• **The problem**
Extract the full set of records that follows, word for word.

• **Information supplied**
/---

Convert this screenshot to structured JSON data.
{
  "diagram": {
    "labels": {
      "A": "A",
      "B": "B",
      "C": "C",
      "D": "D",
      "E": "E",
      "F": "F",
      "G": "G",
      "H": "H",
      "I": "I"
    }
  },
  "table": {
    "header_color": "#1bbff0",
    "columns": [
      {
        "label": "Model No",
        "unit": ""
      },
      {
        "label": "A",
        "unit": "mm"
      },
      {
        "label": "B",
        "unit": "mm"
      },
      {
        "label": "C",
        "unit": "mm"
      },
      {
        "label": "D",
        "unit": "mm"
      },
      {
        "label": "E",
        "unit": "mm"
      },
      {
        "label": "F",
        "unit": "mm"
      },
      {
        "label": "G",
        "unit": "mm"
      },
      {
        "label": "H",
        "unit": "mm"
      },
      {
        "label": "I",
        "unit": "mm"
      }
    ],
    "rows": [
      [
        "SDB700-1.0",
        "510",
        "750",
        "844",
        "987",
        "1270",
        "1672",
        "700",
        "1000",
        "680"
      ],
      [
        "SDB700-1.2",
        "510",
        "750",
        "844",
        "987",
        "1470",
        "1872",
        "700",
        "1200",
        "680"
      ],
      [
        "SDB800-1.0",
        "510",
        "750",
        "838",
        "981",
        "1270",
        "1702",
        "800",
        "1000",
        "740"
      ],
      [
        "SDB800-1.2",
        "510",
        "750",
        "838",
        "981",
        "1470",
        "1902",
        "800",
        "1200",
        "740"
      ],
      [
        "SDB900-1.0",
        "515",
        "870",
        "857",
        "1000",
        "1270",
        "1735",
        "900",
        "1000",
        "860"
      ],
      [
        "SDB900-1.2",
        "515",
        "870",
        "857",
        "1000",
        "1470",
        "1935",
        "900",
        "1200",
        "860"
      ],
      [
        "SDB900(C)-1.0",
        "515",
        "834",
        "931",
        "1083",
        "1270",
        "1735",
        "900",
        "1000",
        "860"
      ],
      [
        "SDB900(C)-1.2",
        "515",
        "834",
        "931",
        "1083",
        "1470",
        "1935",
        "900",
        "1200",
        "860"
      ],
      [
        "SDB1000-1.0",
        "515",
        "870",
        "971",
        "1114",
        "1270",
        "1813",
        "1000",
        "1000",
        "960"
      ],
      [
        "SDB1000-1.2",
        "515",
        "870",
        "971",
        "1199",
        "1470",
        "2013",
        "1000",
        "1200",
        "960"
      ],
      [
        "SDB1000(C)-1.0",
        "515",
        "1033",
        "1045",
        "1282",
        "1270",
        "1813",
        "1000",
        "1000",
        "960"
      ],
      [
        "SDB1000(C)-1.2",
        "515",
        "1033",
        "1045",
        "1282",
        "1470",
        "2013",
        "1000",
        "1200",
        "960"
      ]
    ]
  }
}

\---

• **Solution to this exercise**
Convert this screenshot to structured JSON data.
{
  "diagram": {
    "labels": {
      "A": "A",
      "B": "B",
      "C": "C",
      "D": "D",
      "E": "E",
      "F": "F",
      "G": "G",
      "H": "H",
      "I": "I"
    }
  },
  "table": {
    "header_color": "#1bbff0",
    "columns": [
      {
        "label": "Model No",
        "unit": ""
      },
      {
        "label": "A",
        "unit": "mm"
      },
      {
        "label": "B",
        "unit": "mm"
      },
      {
        "label": "C",
        "unit": "mm"
      },
      {
        "label": "D",
        "unit": "mm"
      },
      {
        "label": "E",
        "unit": "mm"
      },
      {
        "label": "F",
        "unit": "mm"
      },
      {
        "label": "G",
        "unit": "mm"
      },
      {
        "label": "H",
        "unit": "mm"
      },
      {
        "label": "I",
        "unit": "mm"
      }
    ],
    "rows": [
      [
        "SDB700-1.0",
        "510",
        "750",
        "844",
        "987",
        "1270",
        "1672",
        "700",
        "1000",
        "680"
      ],
      [
        "SDB700-1.2",
        "510",
        "750",
        "844",
        "987",
        "1470",
        "1872",
        "700",
        "1200",
        "680"
      ],
      [
        "SDB800-1.0",
        "510",
        "750",
        "838",
        "981",
        "1270",
        "1702",
        "800",
        "1000",
        "740"
      ],
      [
        "SDB800-1.2",
        "510",
        "750",
        "838",
        "981",
        "1470",
        "1902",
        "800",
        "1200",
        "740"
      ],
      [
        "SDB900-1.0",
        "515",
        "870",
        "857",
        "1000",
        "1270",
        "1735",
        "900",
        "1000",
        "860"
      ],
      [
        "SDB900-1.2",
        "515",
        "870",
        "857",
        "1000",
        "1470",
        "1935",
        "900",
        "1200",
        "860"
      ],
      [
        "SDB900(C)-1.0",
        "515",
        "834",
        "931",
        "1083",
        "1270",
        "1735",
        "900",
        "1000",
        "860"
      ],
      [
        "SDB900(C)-1.2",
        "515",
        "834",
        "931",
        "1083",
        "1470",
        "1935",
        "900",
        "1200",
        "860"
      ],
      [
        "SDB1000-1.0",
        "515",
        "870",
        "971",
        "1114",
        "1270",
        "1813",
        "1000",
        "1000",
        "960"
      ],
      [
        "SDB1000-1.2",
        "515",
        "870",
        "971",
        "1199",
        "1470",
        "2013",
        "1000",
        "1200",
        "960"
      ],
      [
        "SDB1000(C)-1.0",
        "515",
        "1033",
        "1045",
        "1282",
        "1270",
        "1813",
        "1000",
        "1000",
        "960"
      ],
      [
        "SDB1000(C)-1.2",
        "515",
        "1033",
        "1045",
        "1282",
        "1470",
        "2013",
        "1000",
        "1200",
        "960"
      ]
    ]
  }
}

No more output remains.